EXERCISE DIRECTIONS
Reproduce the lines word for word, beginning with the very first one and continuing through the line that contains "headline-subline: würden in", with that line included and nothing after it.

Excerpts from a layout annotation set
☆ ☆ ☆ ☆ ☆ ☆ ☆

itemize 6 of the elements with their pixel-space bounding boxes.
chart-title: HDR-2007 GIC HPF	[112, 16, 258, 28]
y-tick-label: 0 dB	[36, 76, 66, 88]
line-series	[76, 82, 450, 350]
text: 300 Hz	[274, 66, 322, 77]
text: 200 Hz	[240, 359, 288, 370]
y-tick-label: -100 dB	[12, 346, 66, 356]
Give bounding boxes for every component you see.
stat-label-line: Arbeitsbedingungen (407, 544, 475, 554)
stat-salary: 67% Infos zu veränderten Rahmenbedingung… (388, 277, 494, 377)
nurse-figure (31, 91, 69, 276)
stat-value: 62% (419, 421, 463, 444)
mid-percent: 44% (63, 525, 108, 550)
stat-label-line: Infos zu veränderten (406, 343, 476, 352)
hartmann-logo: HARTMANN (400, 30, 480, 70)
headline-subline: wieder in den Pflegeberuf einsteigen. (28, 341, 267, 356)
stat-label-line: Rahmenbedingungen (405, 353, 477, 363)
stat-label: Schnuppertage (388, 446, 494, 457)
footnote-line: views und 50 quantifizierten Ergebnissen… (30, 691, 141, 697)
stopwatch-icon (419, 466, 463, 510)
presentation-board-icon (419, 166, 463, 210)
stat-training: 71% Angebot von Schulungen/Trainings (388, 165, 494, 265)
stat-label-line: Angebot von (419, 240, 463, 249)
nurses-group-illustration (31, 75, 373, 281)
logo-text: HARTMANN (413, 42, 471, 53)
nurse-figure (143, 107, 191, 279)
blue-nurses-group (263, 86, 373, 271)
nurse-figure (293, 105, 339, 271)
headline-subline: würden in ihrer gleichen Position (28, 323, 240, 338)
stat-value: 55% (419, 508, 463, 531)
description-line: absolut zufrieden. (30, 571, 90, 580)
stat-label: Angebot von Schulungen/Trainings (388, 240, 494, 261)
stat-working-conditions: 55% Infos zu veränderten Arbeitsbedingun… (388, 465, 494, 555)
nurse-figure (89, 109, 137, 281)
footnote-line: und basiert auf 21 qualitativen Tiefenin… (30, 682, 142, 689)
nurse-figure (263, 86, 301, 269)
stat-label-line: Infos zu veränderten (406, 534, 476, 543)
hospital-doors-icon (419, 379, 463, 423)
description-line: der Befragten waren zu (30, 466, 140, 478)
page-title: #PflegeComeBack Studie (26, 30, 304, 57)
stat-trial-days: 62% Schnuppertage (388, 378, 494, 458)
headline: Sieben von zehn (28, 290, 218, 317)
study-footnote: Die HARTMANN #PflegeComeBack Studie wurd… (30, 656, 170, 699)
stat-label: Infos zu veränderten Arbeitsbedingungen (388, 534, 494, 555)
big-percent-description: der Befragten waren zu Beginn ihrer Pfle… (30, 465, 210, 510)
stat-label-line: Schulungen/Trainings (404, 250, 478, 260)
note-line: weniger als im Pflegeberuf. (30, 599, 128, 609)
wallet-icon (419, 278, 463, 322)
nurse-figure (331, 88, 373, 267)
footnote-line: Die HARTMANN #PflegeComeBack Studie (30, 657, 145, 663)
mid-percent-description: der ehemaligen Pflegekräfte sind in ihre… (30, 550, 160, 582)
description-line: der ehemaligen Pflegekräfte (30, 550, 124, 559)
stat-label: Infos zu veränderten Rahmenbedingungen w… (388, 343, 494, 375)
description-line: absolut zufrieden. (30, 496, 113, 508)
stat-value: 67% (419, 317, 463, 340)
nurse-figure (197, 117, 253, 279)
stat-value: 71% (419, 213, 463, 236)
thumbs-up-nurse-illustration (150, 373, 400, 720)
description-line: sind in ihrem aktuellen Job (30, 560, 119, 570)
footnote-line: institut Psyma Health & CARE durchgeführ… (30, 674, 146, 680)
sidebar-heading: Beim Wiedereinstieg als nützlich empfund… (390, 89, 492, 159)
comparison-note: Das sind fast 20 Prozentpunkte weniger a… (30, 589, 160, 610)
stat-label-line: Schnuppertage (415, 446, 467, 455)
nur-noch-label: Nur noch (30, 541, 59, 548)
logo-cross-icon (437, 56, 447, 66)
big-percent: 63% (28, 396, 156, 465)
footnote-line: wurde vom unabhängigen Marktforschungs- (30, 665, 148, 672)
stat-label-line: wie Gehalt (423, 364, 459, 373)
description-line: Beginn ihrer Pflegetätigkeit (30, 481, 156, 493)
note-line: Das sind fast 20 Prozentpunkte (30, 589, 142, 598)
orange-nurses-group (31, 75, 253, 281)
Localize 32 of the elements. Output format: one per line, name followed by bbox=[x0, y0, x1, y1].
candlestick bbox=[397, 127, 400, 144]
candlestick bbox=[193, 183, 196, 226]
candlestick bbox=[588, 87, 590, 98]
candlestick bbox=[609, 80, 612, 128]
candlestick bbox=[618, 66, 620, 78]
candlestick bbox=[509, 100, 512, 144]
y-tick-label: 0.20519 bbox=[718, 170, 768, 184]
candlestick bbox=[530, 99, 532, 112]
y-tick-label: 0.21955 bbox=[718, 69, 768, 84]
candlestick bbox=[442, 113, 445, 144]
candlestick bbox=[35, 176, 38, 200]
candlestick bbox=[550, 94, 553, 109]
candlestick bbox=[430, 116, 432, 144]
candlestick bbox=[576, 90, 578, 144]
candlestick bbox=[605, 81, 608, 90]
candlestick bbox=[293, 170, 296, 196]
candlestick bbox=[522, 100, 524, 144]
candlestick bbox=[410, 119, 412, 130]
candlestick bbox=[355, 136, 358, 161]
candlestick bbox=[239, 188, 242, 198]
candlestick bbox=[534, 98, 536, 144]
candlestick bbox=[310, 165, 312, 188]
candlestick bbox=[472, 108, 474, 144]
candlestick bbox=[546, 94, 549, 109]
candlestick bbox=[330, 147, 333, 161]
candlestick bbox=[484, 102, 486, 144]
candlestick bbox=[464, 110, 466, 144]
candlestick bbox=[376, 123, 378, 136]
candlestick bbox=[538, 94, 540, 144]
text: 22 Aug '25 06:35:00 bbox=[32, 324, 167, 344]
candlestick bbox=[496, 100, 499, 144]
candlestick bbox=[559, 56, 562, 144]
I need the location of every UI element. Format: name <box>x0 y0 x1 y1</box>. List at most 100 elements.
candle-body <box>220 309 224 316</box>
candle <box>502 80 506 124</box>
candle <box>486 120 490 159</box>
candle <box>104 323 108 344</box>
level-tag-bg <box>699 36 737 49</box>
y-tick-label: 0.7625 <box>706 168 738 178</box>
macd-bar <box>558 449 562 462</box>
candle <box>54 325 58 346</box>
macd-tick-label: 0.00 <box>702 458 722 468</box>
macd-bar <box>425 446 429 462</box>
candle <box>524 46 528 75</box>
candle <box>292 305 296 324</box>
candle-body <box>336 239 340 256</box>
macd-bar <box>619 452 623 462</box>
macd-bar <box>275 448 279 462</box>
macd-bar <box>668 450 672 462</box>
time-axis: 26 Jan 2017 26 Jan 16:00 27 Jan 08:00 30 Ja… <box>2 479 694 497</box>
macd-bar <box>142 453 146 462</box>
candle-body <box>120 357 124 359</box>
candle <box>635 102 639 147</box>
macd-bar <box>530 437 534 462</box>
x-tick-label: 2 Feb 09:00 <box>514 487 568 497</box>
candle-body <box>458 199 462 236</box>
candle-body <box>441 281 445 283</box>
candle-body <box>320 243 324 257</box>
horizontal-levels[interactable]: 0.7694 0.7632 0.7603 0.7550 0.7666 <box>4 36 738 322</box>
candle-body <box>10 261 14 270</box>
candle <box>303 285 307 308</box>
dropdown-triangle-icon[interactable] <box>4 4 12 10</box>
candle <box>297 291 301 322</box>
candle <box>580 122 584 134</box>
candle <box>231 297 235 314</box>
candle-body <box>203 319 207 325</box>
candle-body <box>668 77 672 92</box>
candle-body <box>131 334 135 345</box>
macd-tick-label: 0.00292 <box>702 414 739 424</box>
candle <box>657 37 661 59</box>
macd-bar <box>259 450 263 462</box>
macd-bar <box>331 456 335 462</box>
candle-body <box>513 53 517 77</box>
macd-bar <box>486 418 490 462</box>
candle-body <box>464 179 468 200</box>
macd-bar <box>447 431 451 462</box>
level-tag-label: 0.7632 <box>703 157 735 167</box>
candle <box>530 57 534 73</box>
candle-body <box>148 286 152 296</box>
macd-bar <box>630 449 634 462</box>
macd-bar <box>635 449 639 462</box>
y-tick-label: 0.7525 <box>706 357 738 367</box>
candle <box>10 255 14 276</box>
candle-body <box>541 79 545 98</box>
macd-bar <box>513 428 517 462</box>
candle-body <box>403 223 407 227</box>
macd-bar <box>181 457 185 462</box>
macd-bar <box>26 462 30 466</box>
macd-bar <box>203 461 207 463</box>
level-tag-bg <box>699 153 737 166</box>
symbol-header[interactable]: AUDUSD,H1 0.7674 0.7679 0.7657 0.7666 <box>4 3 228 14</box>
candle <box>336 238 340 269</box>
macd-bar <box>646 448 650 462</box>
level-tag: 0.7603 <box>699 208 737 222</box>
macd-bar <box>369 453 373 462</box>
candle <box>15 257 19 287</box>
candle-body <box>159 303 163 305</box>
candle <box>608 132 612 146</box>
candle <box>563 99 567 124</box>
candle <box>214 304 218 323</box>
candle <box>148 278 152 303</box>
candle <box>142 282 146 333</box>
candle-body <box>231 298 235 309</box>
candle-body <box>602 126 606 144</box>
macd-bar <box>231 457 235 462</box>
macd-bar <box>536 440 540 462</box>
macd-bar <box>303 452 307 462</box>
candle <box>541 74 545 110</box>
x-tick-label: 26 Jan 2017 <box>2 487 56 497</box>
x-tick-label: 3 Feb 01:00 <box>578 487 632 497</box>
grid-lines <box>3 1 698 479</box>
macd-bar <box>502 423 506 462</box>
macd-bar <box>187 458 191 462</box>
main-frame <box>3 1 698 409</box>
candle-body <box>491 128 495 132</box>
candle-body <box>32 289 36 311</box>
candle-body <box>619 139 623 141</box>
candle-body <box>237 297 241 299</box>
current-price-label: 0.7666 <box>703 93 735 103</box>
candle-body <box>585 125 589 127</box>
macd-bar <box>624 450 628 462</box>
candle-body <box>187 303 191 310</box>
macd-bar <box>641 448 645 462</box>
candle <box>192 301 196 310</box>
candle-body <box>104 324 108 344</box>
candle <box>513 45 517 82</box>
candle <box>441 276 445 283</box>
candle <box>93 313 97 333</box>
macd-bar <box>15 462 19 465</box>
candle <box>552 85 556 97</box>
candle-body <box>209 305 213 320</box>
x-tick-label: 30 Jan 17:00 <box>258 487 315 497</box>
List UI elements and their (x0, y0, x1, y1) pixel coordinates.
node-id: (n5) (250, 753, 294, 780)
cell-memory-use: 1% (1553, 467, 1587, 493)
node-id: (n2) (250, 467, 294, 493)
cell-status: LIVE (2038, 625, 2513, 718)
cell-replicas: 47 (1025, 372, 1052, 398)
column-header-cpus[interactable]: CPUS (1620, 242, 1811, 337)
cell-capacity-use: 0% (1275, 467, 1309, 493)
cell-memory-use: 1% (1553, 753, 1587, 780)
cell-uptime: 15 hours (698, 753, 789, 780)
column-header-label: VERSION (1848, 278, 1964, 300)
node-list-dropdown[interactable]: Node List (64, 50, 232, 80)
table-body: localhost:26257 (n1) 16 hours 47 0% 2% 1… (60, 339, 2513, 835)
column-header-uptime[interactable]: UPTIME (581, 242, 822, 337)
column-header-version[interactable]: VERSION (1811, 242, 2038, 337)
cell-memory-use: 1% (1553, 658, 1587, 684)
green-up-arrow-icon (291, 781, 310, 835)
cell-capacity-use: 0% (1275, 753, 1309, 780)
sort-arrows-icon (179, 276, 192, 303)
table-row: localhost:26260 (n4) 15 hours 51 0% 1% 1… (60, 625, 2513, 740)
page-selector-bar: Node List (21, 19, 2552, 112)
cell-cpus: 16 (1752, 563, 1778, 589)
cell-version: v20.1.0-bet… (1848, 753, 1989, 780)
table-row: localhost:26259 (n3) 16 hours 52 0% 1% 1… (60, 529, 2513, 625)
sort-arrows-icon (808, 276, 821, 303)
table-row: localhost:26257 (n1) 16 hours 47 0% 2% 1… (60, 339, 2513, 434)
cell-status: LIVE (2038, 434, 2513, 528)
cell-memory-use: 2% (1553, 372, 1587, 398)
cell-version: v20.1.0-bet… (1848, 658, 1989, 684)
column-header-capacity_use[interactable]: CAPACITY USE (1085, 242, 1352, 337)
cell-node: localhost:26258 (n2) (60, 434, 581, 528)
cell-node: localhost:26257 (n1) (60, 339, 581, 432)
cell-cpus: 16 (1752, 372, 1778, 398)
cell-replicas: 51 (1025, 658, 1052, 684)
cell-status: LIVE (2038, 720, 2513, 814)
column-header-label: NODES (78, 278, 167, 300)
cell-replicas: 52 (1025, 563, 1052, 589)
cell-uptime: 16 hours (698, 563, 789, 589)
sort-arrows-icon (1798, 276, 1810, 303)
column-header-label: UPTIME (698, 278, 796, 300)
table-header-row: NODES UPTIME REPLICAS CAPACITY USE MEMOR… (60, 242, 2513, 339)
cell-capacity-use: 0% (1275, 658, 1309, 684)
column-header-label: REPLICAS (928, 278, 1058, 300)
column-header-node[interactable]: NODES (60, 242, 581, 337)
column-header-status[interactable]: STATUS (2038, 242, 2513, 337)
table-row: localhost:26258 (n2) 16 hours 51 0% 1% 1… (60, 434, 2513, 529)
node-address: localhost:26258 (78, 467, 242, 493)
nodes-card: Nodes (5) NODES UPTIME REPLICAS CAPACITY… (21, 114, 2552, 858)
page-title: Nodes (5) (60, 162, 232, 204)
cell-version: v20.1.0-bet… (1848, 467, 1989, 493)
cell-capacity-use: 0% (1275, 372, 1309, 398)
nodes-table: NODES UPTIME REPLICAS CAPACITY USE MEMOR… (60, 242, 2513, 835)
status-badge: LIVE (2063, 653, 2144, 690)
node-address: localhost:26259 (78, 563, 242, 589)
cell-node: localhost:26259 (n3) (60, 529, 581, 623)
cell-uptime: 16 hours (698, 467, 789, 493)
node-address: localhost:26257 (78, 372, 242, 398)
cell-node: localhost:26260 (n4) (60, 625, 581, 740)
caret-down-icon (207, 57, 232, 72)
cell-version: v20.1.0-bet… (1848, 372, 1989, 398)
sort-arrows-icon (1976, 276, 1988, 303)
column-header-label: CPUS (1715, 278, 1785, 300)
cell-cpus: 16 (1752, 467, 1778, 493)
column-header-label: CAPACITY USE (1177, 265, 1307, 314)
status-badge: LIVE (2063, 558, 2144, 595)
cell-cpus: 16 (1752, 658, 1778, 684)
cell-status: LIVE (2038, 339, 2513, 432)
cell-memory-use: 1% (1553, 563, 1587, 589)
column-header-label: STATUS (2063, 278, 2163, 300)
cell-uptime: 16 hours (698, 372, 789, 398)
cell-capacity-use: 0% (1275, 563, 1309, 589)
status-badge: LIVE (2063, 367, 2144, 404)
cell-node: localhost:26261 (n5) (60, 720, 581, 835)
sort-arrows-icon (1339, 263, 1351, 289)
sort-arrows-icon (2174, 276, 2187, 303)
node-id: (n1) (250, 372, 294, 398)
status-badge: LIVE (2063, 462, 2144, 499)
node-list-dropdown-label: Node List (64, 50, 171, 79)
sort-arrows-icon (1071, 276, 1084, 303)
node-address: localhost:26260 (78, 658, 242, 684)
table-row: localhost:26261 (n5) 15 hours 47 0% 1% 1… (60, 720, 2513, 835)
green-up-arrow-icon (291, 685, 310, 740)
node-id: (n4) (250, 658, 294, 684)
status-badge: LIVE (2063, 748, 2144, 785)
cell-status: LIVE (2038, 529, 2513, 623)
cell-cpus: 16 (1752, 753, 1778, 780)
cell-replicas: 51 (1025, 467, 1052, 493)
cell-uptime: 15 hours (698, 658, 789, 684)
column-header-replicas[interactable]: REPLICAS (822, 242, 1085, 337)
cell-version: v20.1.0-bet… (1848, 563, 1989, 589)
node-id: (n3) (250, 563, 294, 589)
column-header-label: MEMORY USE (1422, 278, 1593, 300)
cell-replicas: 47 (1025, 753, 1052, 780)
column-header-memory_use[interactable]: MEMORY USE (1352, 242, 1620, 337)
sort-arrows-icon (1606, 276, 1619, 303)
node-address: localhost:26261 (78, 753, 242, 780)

☆ ☆ ☆ ☆ ☆ ☆ ☆

FINAL RESULT
itemize 6 of the elements with their pixel-space bounding boxes.
chart-title: HDR-2007 GIC HPF	[112, 16, 258, 28]
y-tick-label: 0 dB	[36, 76, 66, 88]
line-series	[76, 82, 450, 350]
text: 300 Hz	[274, 66, 322, 77]
text: 200 Hz	[240, 359, 288, 370]
y-tick-label: -100 dB	[12, 346, 66, 356]
Give bounding boxes for every component you see.
stat-label-line: Arbeitsbedingungen (407, 544, 475, 554)
stat-salary: 67% Infos zu veränderten Rahmenbedingung… (388, 277, 494, 377)
nurse-figure (31, 91, 69, 276)
stat-value: 62% (419, 421, 463, 444)
mid-percent: 44% (63, 525, 108, 550)
stat-label-line: Infos zu veränderten (406, 343, 476, 352)
hartmann-logo: HARTMANN (400, 30, 480, 70)
headline-subline: wieder in den Pflegeberuf einsteigen. (28, 341, 267, 356)
stat-label-line: Rahmenbedingungen (405, 353, 477, 363)
stat-label: Schnuppertage (388, 446, 494, 457)
footnote-line: views und 50 quantifizierten Ergebnissen… (30, 691, 141, 697)
stopwatch-icon (419, 466, 463, 510)
presentation-board-icon (419, 166, 463, 210)
stat-training: 71% Angebot von Schulungen/Trainings (388, 165, 494, 265)
stat-label-line: Angebot von (419, 240, 463, 249)
nurses-group-illustration (31, 75, 373, 281)
logo-text: HARTMANN (413, 42, 471, 53)
nurse-figure (143, 107, 191, 279)
blue-nurses-group (263, 86, 373, 271)
nurse-figure (293, 105, 339, 271)
headline-subline: würden in ihrer gleichen Position (28, 323, 240, 338)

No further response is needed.